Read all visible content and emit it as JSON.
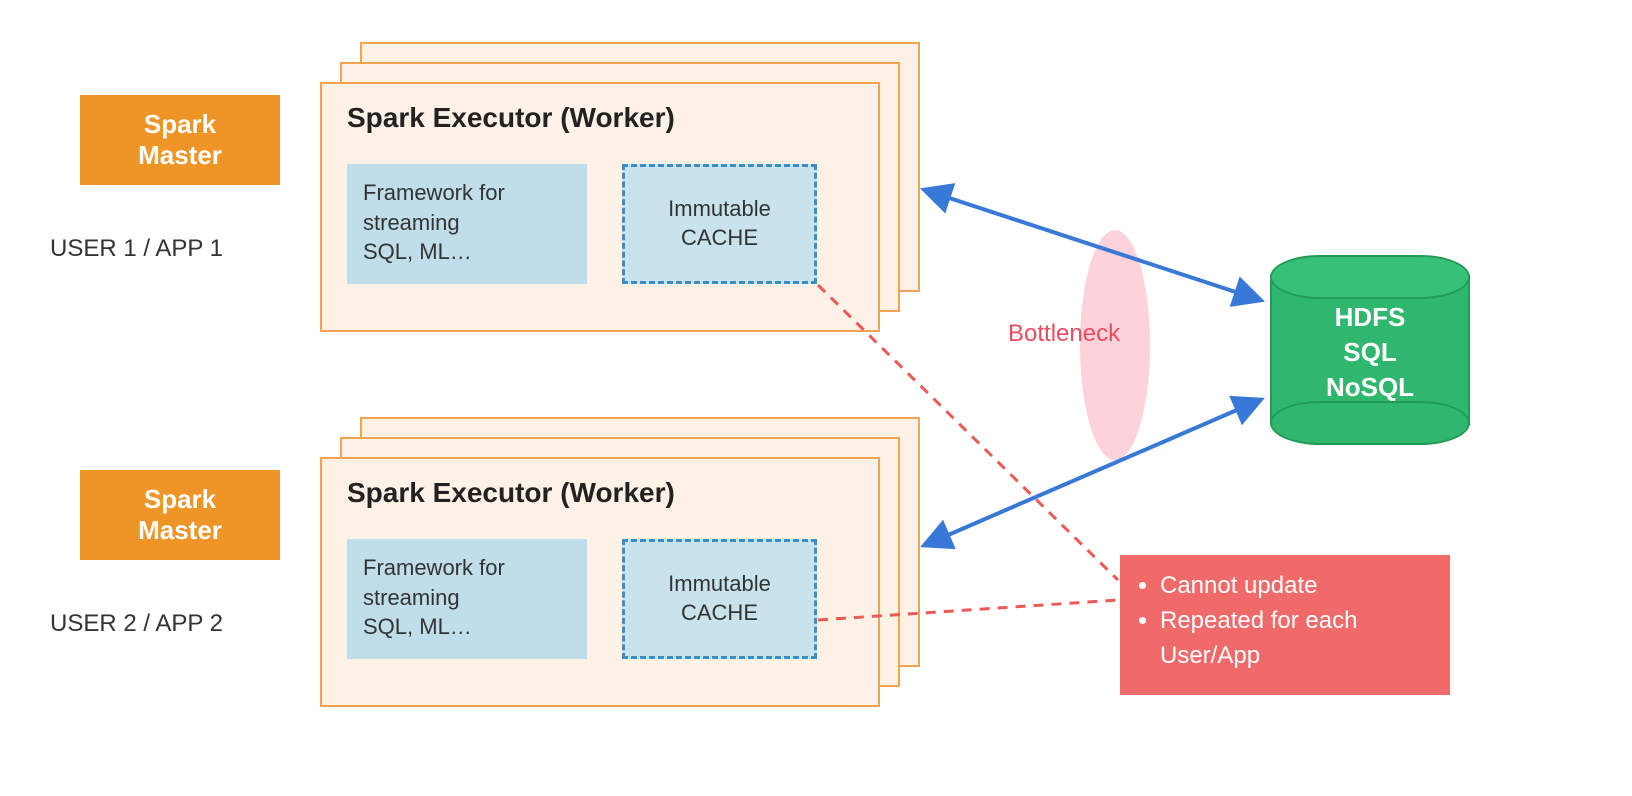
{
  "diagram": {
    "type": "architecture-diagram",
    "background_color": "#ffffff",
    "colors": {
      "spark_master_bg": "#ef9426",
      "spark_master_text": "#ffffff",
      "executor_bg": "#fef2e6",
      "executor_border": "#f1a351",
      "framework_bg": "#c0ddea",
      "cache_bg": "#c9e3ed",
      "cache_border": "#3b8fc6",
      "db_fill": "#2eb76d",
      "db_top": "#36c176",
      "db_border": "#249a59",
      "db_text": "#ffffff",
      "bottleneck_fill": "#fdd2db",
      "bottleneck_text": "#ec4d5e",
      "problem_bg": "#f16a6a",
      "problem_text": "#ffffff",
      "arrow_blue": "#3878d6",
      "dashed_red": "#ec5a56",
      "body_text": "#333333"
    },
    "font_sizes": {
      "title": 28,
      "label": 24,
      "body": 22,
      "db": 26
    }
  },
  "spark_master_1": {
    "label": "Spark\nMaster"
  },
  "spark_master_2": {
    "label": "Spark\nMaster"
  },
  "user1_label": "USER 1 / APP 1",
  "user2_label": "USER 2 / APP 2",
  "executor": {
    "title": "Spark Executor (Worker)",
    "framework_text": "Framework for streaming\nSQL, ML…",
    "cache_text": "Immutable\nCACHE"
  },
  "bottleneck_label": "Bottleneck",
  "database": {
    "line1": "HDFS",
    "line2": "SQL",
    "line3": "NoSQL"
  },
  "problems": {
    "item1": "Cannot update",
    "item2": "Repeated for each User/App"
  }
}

★ ★ ★ ★ ★

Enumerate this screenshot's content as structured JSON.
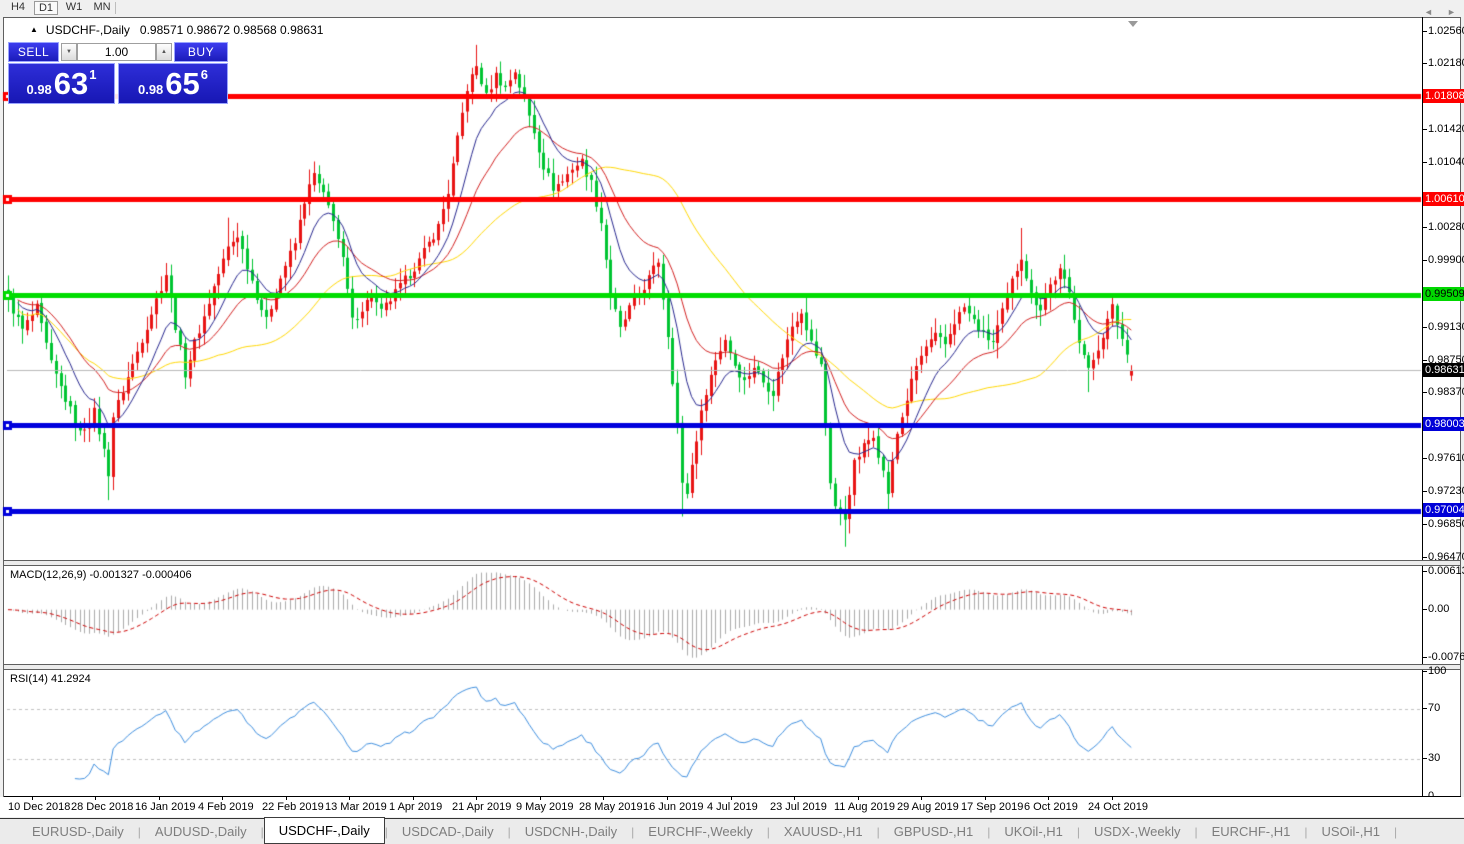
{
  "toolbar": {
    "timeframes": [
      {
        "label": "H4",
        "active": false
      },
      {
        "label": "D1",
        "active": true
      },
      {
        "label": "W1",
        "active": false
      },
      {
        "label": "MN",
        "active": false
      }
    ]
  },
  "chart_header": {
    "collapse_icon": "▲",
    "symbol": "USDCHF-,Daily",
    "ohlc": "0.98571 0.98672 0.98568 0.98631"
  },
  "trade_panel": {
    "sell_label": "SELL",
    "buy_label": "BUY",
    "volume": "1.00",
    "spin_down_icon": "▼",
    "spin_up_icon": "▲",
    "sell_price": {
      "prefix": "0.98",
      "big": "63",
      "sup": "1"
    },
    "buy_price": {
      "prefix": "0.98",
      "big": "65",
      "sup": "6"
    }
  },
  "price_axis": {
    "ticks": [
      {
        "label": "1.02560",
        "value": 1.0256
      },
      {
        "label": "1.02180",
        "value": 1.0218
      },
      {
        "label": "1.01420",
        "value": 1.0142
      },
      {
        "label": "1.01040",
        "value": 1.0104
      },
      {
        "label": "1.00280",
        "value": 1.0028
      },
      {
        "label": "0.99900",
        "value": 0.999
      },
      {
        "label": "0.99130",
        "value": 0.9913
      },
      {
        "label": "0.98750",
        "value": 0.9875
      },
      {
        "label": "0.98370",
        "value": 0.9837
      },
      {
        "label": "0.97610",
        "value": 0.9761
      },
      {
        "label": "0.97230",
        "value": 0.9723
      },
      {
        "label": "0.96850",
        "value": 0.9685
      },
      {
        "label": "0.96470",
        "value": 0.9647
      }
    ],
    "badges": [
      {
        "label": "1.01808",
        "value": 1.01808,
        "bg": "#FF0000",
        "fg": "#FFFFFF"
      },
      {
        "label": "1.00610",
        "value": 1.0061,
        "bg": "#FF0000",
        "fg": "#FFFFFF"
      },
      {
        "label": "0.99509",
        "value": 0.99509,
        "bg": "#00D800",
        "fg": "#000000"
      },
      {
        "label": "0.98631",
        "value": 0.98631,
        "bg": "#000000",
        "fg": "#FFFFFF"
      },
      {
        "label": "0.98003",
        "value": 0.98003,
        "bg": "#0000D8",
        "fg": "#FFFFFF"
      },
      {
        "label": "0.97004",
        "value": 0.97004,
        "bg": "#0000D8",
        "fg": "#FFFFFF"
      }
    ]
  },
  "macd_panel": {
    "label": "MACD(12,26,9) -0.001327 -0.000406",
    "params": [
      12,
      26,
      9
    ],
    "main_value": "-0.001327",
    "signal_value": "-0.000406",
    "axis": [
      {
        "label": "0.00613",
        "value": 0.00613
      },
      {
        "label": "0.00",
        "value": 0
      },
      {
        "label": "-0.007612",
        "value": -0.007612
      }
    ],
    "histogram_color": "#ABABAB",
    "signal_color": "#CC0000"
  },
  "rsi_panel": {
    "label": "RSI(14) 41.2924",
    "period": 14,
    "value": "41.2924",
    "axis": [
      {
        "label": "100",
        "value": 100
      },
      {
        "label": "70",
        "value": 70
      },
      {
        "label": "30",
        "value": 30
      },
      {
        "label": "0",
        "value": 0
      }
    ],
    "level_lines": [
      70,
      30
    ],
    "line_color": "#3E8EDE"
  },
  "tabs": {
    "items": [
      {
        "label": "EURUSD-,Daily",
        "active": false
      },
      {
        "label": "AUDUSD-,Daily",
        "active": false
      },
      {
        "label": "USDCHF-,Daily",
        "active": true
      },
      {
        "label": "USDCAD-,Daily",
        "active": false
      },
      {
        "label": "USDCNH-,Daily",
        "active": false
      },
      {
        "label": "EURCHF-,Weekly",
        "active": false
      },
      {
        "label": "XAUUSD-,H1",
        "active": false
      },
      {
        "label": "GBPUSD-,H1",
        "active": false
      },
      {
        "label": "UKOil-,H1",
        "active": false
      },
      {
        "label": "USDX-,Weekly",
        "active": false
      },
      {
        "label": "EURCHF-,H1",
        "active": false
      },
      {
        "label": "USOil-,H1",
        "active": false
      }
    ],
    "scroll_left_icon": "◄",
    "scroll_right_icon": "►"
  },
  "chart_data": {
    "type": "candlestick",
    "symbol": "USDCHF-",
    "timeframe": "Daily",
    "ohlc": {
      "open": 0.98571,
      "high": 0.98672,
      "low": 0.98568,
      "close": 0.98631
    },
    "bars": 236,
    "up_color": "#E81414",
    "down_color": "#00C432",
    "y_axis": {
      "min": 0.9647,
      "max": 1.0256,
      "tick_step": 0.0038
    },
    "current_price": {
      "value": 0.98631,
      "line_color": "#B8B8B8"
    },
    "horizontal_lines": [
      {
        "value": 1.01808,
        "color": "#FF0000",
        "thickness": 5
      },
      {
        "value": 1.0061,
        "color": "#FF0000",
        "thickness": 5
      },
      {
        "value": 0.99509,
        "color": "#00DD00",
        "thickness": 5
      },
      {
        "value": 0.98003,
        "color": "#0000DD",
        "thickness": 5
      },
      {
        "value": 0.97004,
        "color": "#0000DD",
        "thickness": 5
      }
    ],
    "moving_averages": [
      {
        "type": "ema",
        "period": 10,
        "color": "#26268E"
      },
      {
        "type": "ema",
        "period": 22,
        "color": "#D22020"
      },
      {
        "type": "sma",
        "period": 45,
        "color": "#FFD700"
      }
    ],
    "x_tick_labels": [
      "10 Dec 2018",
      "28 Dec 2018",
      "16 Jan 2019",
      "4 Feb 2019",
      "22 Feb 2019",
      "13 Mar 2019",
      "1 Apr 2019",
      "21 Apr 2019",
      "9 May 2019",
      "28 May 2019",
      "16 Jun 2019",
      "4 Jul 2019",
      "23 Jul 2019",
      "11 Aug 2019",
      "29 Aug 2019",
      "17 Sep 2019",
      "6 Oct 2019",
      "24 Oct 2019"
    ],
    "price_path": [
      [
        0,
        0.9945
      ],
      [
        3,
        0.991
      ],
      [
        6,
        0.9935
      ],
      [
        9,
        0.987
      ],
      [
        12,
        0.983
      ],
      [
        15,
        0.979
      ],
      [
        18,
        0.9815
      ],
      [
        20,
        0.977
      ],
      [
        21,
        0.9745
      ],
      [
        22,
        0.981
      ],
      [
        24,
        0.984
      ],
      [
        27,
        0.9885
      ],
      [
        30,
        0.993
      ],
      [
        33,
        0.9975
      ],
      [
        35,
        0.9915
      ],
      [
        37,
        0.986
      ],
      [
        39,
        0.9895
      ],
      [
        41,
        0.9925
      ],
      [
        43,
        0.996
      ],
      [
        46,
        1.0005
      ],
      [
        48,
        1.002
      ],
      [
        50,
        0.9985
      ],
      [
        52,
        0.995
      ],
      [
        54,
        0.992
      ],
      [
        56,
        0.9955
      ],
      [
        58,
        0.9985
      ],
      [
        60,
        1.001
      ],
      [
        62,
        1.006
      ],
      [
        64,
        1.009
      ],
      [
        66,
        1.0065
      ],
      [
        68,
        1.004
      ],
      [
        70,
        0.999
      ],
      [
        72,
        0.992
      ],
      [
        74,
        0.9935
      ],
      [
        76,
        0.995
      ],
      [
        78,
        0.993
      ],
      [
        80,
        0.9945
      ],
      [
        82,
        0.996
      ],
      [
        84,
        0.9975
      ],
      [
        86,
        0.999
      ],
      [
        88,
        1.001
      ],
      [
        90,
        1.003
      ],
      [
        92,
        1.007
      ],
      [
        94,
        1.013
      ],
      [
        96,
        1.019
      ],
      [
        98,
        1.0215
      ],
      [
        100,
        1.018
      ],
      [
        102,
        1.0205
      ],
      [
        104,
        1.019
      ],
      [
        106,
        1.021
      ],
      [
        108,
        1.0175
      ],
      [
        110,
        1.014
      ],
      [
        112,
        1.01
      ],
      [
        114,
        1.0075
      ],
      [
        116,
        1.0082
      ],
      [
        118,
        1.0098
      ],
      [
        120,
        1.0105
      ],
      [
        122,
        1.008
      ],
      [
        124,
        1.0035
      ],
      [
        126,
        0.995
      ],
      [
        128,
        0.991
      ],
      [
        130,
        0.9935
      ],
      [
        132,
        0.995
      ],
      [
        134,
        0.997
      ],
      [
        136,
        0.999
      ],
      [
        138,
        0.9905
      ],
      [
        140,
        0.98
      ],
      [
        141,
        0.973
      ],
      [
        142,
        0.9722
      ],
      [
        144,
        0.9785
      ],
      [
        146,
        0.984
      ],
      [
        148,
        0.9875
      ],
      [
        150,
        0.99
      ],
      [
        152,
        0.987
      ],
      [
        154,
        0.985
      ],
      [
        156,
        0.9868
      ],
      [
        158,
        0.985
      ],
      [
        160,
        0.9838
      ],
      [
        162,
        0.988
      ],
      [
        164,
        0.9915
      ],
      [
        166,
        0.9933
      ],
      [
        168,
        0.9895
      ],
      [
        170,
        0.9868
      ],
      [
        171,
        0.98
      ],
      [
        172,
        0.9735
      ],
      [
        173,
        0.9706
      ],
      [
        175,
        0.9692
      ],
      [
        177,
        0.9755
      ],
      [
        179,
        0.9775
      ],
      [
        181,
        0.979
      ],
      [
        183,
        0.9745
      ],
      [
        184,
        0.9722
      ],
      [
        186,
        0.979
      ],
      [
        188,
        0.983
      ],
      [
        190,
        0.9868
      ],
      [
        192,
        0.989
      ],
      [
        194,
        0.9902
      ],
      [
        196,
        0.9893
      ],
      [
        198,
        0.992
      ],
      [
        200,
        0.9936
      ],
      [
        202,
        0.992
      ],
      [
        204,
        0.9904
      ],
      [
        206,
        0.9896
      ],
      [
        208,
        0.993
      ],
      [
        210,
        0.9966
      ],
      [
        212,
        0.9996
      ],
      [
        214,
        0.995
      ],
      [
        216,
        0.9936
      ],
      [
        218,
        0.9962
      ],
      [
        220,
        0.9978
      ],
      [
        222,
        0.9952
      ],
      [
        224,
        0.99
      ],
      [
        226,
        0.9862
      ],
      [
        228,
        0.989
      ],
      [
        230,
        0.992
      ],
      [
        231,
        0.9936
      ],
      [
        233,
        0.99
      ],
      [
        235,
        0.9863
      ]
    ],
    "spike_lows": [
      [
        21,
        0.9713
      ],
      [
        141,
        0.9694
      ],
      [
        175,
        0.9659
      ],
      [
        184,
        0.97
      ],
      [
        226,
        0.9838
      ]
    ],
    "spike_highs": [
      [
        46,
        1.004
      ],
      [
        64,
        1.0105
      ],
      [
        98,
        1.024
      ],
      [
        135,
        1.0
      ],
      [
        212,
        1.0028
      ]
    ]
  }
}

★ ★ ★ ★ ★

Identify the lines in the entries above that contain "JSON", then copy them out.

Read all visible content and emit it as JSON.
Enumerate this screenshot's content as structured JSON.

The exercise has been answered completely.